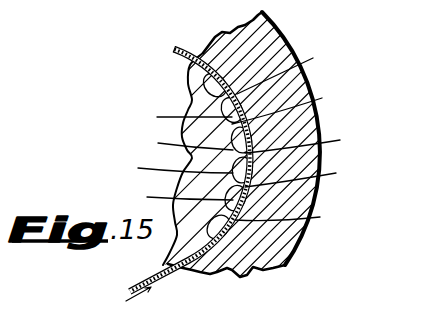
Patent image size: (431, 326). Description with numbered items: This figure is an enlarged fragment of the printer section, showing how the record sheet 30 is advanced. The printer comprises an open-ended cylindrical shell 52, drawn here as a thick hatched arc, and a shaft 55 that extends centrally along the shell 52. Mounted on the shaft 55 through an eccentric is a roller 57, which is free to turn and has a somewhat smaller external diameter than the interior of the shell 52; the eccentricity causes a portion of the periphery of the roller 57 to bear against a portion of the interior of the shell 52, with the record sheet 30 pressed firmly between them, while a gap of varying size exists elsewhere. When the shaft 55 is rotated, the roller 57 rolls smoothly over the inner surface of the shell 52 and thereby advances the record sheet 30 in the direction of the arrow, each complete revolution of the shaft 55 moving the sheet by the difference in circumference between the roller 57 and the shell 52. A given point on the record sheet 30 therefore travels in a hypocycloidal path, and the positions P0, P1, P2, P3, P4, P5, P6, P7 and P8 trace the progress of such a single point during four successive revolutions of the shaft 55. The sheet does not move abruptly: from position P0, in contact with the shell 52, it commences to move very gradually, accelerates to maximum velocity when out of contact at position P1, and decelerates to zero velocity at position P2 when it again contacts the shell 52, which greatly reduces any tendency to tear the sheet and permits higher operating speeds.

The cylindrical shell 52 is at (261, 19).
The roller 57 is at (195, 82).
The record sheet 30 is at (164, 278).
The shaft 55 is at (11, 158).
The position P8 is at (285, 71).
The position P6 is at (287, 107).
The position P4 is at (302, 143).
The position P2 is at (302, 178).
The position P0 is at (286, 216).
The position P7 is at (185, 116).
The position P5 is at (186, 144).
The position P3 is at (176, 168).
The position P1 is at (182, 198).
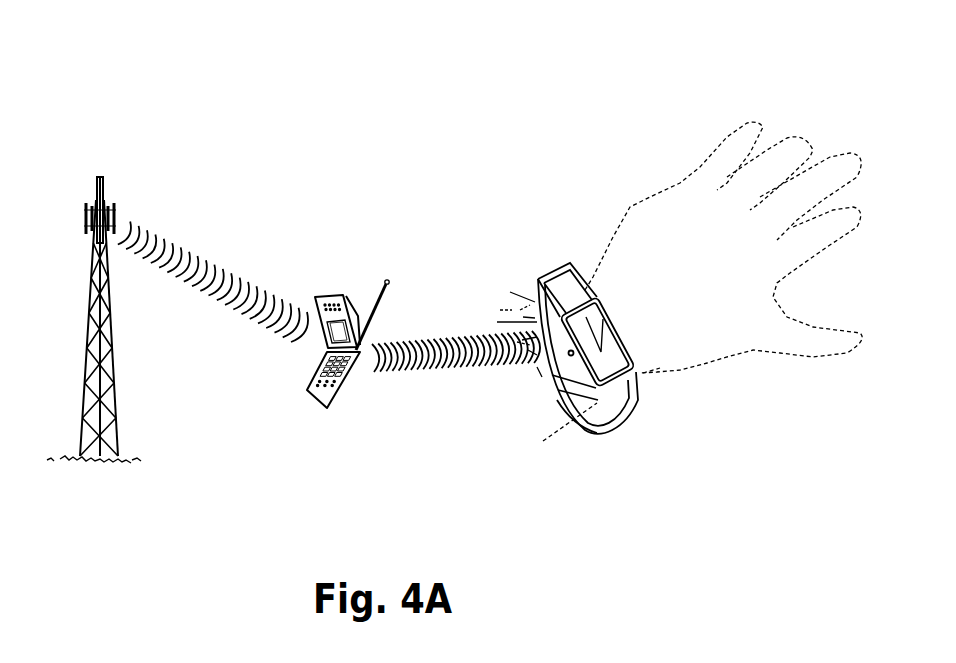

EXERCISE REQUIREMENTS: Switch "enlarged" to "magnified" in the stretch from the start of the records through the line containing "The position P7 is at (185, 116).", and give those lines again with everything else unchanged. Leave the pictures out of your answer.

ANSWER IN FULL:
Patent image size: (431, 326). Description with numbered items: This figure is an magnified fragment of the printer section, showing how the record sheet 30 is advanced. The printer comprises an open-ended cylindrical shell 52, drawn here as a thick hatched arc, and a shaft 55 that extends centrally along the shell 52. Mounted on the shaft 55 through an eccentric is a roller 57, which is free to turn and has a somewhat smaller external diameter than the interior of the shell 52; the eccentricity causes a portion of the periphery of the roller 57 to bear against a portion of the interior of the shell 52, with the record sheet 30 pressed firmly between them, while a gap of varying size exists elsewhere. When the shaft 55 is rotated, the roller 57 rolls smoothly over the inner surface of the shell 52 and thereby advances the record sheet 30 in the direction of the arrow, each complete revolution of the shaft 55 moving the sheet by the difference in circumference between the roller 57 and the shell 52. A given point on the record sheet 30 therefore travels in a hypocycloidal path, and the positions P0, P1, P2, P3, P4, P5, P6, P7 and P8 trace the progress of such a single point during four successive revolutions of the shaft 55. The sheet does not move abruptly: from position P0, in contact with the shell 52, it commences to move very gradually, accelerates to maximum velocity when out of contact at position P1, and decelerates to zero velocity at position P2 when it again contacts the shell 52, which greatly reduces any tendency to tear the sheet and permits higher operating speeds.

The cylindrical shell 52 is at (261, 19).
The roller 57 is at (195, 82).
The record sheet 30 is at (164, 278).
The shaft 55 is at (11, 158).
The position P8 is at (285, 71).
The position P6 is at (287, 107).
The position P4 is at (302, 143).
The position P2 is at (302, 178).
The position P0 is at (286, 216).
The position P7 is at (185, 116).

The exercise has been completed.